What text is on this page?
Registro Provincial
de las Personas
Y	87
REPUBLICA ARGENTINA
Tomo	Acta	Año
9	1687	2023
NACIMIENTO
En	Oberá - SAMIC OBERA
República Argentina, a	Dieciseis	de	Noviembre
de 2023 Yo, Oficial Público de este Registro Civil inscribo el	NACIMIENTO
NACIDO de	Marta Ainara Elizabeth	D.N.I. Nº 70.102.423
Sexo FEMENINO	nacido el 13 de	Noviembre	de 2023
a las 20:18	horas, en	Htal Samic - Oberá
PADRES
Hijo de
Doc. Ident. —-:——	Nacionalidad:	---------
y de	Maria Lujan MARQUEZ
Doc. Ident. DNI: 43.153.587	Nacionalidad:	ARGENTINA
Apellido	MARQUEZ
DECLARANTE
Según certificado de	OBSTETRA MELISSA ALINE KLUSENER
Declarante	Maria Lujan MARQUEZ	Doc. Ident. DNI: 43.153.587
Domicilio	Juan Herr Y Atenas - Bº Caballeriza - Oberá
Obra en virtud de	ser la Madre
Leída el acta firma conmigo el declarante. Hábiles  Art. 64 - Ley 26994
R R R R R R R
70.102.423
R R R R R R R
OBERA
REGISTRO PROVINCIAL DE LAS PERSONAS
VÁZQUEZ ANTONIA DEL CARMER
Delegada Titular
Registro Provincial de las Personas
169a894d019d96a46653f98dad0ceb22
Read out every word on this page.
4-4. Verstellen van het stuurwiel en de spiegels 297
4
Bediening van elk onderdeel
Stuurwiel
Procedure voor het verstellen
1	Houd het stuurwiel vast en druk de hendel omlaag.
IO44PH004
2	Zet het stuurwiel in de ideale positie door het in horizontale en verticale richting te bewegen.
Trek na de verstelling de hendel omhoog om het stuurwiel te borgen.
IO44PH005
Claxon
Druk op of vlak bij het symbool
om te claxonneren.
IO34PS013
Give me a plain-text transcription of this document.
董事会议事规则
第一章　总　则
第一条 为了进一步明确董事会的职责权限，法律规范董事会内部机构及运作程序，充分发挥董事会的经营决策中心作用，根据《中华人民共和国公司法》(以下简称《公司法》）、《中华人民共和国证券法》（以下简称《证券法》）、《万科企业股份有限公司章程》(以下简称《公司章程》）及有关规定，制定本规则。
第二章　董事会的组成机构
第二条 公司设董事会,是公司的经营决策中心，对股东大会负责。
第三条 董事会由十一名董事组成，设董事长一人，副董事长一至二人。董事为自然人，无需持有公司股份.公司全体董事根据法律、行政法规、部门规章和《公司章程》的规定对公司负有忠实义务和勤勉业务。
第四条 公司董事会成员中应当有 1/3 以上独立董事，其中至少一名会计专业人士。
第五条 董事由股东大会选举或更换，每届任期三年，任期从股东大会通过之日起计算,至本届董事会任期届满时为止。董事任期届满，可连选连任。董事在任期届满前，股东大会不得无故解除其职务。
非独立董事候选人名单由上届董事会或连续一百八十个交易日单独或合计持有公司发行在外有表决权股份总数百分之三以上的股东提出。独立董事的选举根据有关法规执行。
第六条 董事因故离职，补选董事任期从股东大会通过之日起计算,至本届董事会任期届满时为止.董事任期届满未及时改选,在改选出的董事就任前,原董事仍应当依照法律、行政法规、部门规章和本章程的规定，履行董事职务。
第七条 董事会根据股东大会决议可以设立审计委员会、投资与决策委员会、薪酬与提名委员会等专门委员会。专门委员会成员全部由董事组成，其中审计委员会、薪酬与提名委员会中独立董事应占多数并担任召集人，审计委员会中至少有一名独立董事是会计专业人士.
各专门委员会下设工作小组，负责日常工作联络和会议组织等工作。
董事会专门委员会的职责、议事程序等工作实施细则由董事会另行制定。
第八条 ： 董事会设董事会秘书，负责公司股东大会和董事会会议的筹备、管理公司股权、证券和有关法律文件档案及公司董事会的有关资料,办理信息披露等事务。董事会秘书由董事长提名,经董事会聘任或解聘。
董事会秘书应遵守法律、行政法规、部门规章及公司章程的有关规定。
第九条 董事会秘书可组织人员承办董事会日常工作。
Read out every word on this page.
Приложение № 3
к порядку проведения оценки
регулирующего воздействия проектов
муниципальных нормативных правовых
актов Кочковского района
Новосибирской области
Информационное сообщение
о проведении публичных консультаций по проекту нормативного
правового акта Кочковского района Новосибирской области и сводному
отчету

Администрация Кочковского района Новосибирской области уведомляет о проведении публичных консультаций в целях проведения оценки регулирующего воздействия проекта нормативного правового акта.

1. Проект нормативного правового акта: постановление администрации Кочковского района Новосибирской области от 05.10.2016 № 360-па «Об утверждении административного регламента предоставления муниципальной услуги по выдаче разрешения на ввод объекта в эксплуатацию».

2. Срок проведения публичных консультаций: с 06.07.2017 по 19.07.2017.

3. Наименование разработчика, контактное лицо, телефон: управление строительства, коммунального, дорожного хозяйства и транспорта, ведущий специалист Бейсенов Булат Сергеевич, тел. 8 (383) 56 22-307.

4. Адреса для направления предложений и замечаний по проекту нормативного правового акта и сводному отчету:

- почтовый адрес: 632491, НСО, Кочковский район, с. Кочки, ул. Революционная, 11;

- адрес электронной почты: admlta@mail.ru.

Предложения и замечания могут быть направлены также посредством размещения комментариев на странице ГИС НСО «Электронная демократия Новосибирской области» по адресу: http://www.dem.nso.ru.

## WORK TO COMPLETE
Reproduce all the data word for word.

## COMPLETE ANSWER
What text is on this page?
Registro Provincial
de las Personas
Y	87
REPUBLICA ARGENTINA
Tomo	Acta	Año
9	1687	2023
NACIMIENTO
En	Oberá - SAMIC OBERA
República Argentina, a	Dieciseis	de	Noviembre
de 2023 Yo, Oficial Público de este Registro Civil inscribo el	NACIMIENTO
NACIDO de	Marta Ainara Elizabeth	D.N.I. Nº 70.102.423
Sexo FEMENINO	nacido el 13 de	Noviembre	de 2023
a las 20:18	horas, en	Htal Samic - Oberá
PADRES
Hijo de
Doc. Ident. —-:——	Nacionalidad:	---------
y de	Maria Lujan MARQUEZ
Doc. Ident. DNI: 43.153.587	Nacionalidad:	ARGENTINA
Apellido	MARQUEZ
DECLARANTE
Según certificado de	OBSTETRA MELISSA ALINE KLUSENER
Declarante	Maria Lujan MARQUEZ	Doc. Ident. DNI: 43.153.587
Domicilio	Juan Herr Y Atenas - Bº Caballeriza - Oberá
Obra en virtud de	ser la Madre
Leída el acta firma conmigo el declarante. Hábiles  Art. 64 - Ley 26994
R R R R R R R
70.102.423
R R R R R R R
OBERA
REGISTRO PROVINCIAL DE LAS PERSONAS
VÁZQUEZ ANTONIA DEL CARMER
Delegada Titular
Registro Provincial de las Personas
169a894d019d96a46653f98dad0ceb22
Read out every word on this page.
4-4. Verstellen van het stuurwiel en de spiegels 297
4
Bediening van elk onderdeel
Stuurwiel
Procedure voor het verstellen
1	Houd het stuurwiel vast en druk de hendel omlaag.
IO44PH004
2	Zet het stuurwiel in de ideale positie door het in horizontale en verticale richting te bewegen.
Trek na de verstelling de hendel omhoog om het stuurwiel te borgen.
IO44PH005
Claxon
Druk op of vlak bij het symbool
om te claxonneren.
IO34PS013
Give me a plain-text transcription of this document.
董事会议事规则
第一章　总　则
第一条 为了进一步明确董事会的职责权限，法律规范董事会内部机构及运作程序，充分发挥董事会的经营决策中心作用，根据《中华人民共和国公司法》(以下简称《公司法》）、《中华人民共和国证券法》（以下简称《证券法》）、《万科企业股份有限公司章程》(以下简称《公司章程》）及有关规定，制定本规则。
第二章　董事会的组成机构
第二条 公司设董事会,是公司的经营决策中心，对股东大会负责。
第三条 董事会由十一名董事组成，设董事长一人，副董事长一至二人。董事为自然人，无需持有公司股份.公司全体董事根据法律、行政法规、部门规章和《公司章程》的规定对公司负有忠实义务和勤勉业务。
第四条 公司董事会成员中应当有 1/3 以上独立董事，其中至少一名会计专业人士。
第五条 董事由股东大会选举或更换，每届任期三年，任期从股东大会通过之日起计算,至本届董事会任期届满时为止。董事任期届满，可连选连任。董事在任期届满前，股东大会不得无故解除其职务。
非独立董事候选人名单由上届董事会或连续一百八十个交易日单独或合计持有公司发行在外有表决权股份总数百分之三以上的股东提出。独立董事的选举根据有关法规执行。
第六条 董事因故离职，补选董事任期从股东大会通过之日起计算,至本届董事会任期届满时为止.董事任期届满未及时改选,在改选出的董事就任前,原董事仍应当依照法律、行政法规、部门规章和本章程的规定，履行董事职务。
第七条 董事会根据股东大会决议可以设立审计委员会、投资与决策委员会、薪酬与提名委员会等专门委员会。专门委员会成员全部由董事组成，其中审计委员会、薪酬与提名委员会中独立董事应占多数并担任召集人，审计委员会中至少有一名独立董事是会计专业人士.
各专门委员会下设工作小组，负责日常工作联络和会议组织等工作。
董事会专门委员会的职责、议事程序等工作实施细则由董事会另行制定。
第八条 ： 董事会设董事会秘书，负责公司股东大会和董事会会议的筹备、管理公司股权、证券和有关法律文件档案及公司董事会的有关资料,办理信息披露等事务。董事会秘书由董事长提名,经董事会聘任或解聘。
董事会秘书应遵守法律、行政法规、部门规章及公司章程的有关规定。
第九条 董事会秘书可组织人员承办董事会日常工作。
Read out every word on this page.
Приложение № 3
к порядку проведения оценки
регулирующего воздействия проектов
муниципальных нормативных правовых
актов Кочковского района
Новосибирской области
Информационное сообщение
о проведении публичных консультаций по проекту нормативного
правового акта Кочковского района Новосибирской области и сводному
отчету

Администрация Кочковского района Новосибирской области уведомляет о проведении публичных консультаций в целях проведения оценки регулирующего воздействия проекта нормативного правового акта.

1. Проект нормативного правового акта: постановление администрации Кочковского района Новосибирской области от 05.10.2016 № 360-па «Об утверждении административного регламента предоставления муниципальной услуги по выдаче разрешения на ввод объекта в эксплуатацию».

2. Срок проведения публичных консультаций: с 06.07.2017 по 19.07.2017.

3. Наименование разработчика, контактное лицо, телефон: управление строительства, коммунального, дорожного хозяйства и транспорта, ведущий специалист Бейсенов Булат Сергеевич, тел. 8 (383) 56 22-307.

4. Адреса для направления предложений и замечаний по проекту нормативного правового акта и сводному отчету:

- почтовый адрес: 632491, НСО, Кочковский район, с. Кочки, ул. Революционная, 11;

- адрес электронной почты: admlta@mail.ru.

Предложения и замечания могут быть направлены также посредством размещения комментариев на странице ГИС НСО «Электронная демократия Новосибирской области» по адресу: http://www.dem.nso.ru.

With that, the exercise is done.